__Written problem__.
Gather every line in the records below that contains the word "screenshot".

════════════════

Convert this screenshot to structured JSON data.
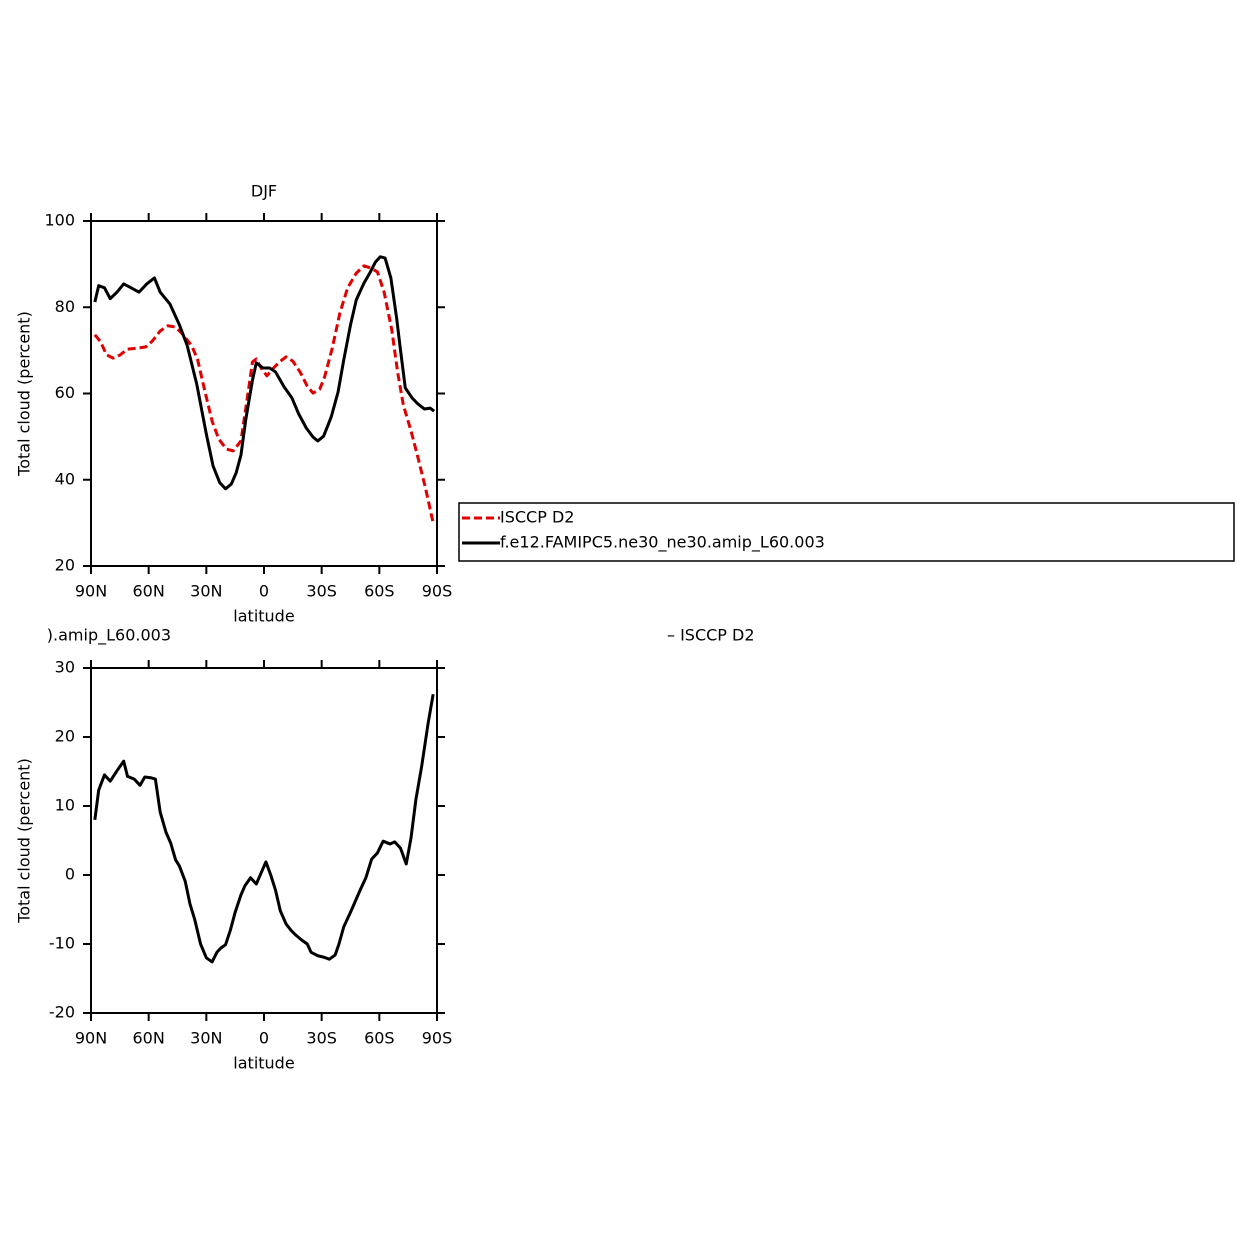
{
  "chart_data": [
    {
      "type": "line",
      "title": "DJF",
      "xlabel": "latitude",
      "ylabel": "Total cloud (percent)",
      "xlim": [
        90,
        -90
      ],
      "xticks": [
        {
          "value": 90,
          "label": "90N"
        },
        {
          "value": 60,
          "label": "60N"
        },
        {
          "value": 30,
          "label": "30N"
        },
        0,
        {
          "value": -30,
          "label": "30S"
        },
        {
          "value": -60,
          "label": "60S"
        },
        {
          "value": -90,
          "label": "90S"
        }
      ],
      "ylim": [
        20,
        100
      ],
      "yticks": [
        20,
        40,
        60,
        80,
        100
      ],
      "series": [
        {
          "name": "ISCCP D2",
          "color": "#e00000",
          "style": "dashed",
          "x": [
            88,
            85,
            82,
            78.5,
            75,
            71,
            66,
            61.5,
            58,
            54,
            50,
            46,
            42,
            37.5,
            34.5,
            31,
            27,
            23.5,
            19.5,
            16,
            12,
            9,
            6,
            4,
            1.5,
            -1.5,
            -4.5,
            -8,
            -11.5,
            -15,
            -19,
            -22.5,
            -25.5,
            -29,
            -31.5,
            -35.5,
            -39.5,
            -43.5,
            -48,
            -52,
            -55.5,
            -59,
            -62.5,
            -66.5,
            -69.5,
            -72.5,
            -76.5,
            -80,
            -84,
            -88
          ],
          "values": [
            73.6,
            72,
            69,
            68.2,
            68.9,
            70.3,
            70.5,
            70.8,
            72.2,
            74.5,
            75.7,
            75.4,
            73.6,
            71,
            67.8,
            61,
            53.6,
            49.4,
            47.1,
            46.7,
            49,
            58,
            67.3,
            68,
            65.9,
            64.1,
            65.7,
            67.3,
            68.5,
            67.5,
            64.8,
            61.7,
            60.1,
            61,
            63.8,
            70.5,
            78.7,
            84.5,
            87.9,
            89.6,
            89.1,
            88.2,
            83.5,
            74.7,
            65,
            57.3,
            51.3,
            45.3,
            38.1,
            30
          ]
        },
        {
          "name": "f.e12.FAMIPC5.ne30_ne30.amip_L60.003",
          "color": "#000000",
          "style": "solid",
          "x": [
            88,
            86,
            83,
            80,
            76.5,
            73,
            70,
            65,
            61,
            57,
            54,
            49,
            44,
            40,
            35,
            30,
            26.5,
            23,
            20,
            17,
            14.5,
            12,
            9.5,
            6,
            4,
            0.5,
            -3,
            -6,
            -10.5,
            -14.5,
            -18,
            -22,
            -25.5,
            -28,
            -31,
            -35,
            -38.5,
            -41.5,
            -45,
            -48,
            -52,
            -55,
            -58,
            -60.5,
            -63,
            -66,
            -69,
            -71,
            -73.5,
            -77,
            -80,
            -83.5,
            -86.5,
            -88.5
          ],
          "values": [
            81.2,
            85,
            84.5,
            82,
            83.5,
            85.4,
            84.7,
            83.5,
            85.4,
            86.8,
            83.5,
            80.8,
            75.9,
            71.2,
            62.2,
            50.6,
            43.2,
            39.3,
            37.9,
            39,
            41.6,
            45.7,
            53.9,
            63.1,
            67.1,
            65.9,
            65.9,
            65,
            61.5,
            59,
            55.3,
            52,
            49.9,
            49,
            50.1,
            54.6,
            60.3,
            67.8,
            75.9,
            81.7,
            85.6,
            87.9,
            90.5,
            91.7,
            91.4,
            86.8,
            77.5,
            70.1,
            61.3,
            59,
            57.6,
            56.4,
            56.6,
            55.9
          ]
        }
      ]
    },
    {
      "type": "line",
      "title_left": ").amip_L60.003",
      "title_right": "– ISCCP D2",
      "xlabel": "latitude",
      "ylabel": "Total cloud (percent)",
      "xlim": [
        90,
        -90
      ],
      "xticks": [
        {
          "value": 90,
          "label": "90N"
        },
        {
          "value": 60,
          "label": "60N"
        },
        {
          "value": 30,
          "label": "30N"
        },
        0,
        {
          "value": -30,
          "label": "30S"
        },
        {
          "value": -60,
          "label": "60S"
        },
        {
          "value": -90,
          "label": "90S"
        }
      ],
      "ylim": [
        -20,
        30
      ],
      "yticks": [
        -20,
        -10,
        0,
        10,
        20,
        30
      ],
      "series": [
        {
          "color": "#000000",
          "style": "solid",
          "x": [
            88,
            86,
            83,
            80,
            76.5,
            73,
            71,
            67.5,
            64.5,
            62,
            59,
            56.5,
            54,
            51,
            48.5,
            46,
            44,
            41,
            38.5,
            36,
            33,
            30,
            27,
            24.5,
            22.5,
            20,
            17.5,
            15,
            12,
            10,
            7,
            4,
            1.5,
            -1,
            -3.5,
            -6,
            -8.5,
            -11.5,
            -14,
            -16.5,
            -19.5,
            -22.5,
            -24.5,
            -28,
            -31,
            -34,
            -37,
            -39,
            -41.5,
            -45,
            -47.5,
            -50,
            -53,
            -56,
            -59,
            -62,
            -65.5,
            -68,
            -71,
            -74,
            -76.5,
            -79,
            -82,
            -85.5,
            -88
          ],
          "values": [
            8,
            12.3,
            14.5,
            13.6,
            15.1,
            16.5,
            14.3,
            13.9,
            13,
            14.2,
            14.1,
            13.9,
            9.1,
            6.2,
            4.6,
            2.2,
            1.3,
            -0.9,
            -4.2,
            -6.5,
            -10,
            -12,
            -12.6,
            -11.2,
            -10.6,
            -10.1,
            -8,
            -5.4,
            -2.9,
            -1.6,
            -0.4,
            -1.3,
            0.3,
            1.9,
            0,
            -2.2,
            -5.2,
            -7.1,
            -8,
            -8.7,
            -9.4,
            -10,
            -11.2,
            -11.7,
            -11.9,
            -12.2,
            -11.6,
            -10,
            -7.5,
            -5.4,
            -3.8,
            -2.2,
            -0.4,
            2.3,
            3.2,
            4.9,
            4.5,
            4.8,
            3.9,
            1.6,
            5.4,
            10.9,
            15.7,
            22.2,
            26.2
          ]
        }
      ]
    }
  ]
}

════════════════

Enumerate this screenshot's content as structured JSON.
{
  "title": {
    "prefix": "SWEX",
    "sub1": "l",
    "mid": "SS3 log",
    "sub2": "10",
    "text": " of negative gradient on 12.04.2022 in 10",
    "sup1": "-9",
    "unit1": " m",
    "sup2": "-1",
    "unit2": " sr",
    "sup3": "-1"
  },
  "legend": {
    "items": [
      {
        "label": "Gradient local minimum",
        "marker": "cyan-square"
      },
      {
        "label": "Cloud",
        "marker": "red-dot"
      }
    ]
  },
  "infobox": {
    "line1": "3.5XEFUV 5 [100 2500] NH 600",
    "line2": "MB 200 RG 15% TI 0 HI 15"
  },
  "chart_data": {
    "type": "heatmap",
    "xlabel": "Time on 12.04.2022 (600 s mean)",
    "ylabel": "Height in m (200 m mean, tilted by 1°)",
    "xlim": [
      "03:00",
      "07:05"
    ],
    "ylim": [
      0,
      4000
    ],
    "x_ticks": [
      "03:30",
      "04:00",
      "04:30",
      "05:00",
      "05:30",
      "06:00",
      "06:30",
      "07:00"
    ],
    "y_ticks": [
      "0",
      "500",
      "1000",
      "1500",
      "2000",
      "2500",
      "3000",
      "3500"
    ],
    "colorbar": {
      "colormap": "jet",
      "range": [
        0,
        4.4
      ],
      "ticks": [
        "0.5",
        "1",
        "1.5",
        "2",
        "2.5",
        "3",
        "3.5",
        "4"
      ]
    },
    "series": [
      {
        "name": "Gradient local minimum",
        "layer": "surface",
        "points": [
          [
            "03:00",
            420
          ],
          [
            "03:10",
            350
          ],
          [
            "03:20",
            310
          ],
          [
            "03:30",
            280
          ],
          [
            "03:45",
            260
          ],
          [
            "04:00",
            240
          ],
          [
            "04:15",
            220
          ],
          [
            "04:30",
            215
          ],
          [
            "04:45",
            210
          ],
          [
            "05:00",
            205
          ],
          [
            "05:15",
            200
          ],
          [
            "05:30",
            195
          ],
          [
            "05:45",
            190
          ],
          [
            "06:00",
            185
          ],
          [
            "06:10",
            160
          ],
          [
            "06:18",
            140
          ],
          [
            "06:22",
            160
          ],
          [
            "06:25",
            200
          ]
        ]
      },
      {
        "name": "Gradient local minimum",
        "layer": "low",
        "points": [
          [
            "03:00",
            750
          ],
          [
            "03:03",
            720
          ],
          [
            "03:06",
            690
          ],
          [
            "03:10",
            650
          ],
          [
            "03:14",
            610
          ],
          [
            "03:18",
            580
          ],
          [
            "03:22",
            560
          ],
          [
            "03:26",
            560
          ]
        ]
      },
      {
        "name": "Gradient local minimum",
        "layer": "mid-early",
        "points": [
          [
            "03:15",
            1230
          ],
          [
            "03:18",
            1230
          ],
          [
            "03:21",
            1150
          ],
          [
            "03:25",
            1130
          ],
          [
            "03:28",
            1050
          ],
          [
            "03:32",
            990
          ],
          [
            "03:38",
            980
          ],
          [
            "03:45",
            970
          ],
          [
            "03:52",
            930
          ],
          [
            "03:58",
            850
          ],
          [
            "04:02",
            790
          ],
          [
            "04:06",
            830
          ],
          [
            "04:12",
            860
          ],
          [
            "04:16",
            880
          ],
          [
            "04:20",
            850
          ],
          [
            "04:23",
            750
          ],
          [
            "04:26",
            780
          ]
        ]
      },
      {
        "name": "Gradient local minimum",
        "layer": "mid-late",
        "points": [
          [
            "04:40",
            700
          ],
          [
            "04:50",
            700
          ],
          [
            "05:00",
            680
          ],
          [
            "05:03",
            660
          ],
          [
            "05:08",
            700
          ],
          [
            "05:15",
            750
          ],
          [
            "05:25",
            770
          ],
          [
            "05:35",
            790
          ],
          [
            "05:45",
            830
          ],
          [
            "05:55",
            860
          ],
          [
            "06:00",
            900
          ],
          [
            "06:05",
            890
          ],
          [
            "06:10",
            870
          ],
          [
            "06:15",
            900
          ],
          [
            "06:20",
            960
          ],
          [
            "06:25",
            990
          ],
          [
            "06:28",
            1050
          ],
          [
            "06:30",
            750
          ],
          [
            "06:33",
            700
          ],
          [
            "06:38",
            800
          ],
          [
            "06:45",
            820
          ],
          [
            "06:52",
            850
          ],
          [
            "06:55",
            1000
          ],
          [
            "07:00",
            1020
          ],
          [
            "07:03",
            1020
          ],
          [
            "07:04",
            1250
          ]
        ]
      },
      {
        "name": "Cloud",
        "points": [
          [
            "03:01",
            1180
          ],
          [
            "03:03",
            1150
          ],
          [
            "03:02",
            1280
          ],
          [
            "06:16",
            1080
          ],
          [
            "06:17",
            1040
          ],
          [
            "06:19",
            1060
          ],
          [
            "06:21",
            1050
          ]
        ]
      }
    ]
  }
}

════════════════

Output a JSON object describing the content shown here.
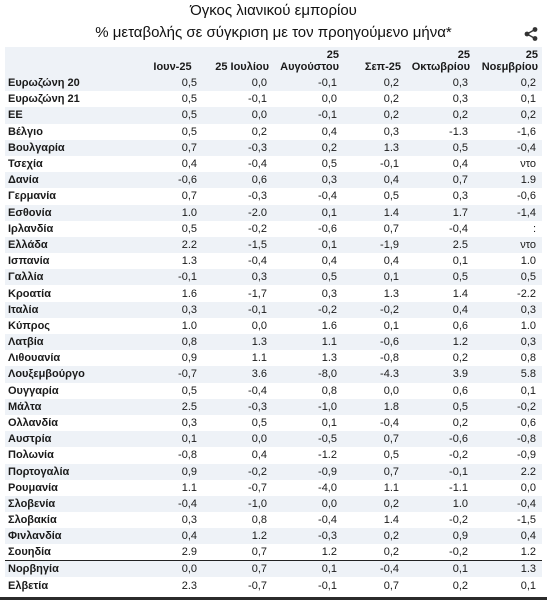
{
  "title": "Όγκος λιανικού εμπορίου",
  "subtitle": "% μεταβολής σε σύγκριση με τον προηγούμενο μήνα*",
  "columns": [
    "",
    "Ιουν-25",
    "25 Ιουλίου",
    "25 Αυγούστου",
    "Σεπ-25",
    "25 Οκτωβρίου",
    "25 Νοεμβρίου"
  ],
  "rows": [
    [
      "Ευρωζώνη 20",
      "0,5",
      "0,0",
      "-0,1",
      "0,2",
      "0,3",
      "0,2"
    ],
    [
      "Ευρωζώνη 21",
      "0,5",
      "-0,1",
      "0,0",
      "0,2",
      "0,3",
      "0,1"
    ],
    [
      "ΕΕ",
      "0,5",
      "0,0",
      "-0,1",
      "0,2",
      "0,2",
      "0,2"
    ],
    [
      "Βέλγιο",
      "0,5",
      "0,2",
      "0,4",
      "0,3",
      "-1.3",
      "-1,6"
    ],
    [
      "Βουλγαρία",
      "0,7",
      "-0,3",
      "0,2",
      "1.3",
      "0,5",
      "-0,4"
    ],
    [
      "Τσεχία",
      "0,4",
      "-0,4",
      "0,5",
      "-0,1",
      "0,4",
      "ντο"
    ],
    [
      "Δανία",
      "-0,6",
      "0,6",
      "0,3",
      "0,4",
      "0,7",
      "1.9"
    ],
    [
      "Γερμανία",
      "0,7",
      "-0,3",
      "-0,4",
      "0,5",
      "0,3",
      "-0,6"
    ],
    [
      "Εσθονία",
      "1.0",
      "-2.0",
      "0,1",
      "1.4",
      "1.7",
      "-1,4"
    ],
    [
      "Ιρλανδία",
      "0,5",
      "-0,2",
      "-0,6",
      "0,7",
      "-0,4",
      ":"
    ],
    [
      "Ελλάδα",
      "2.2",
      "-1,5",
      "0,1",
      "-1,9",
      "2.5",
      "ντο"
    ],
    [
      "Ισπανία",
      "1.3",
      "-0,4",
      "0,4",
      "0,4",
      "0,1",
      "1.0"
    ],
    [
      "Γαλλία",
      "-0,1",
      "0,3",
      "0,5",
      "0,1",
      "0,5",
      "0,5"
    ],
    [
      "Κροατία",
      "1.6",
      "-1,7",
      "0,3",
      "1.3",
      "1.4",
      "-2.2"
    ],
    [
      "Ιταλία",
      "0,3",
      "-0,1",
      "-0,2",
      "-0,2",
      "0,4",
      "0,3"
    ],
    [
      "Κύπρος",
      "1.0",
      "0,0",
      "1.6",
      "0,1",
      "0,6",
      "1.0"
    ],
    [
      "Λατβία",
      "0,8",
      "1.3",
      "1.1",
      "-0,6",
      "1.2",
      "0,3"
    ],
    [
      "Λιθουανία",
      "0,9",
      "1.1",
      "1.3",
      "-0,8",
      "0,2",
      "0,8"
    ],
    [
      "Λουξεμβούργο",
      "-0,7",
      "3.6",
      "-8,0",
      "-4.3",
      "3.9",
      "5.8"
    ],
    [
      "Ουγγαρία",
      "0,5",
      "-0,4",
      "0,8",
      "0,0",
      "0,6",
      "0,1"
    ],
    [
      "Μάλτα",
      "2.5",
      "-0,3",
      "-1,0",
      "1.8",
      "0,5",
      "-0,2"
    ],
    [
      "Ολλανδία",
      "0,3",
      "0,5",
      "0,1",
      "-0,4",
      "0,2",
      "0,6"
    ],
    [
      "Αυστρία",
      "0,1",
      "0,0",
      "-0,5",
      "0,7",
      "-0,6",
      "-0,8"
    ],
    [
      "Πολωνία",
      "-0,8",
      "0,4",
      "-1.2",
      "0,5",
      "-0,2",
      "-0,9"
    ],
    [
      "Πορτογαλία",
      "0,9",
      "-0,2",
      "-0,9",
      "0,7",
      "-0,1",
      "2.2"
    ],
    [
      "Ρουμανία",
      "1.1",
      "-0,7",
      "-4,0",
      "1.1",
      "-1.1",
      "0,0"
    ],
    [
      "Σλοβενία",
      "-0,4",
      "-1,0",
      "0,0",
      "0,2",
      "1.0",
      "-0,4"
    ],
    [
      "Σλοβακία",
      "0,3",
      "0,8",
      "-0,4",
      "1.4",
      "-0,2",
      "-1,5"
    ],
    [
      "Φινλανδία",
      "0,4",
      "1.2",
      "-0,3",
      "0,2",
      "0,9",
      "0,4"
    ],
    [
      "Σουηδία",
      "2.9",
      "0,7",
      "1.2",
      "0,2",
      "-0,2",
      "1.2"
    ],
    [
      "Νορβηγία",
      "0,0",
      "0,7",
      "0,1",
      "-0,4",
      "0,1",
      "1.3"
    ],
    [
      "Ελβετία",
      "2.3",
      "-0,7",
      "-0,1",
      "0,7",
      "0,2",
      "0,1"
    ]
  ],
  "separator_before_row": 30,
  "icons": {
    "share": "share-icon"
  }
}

════════════════

__Completed task__.
Convert this screenshot to structured JSON data.
Enumerate this screenshot's content as structured JSON.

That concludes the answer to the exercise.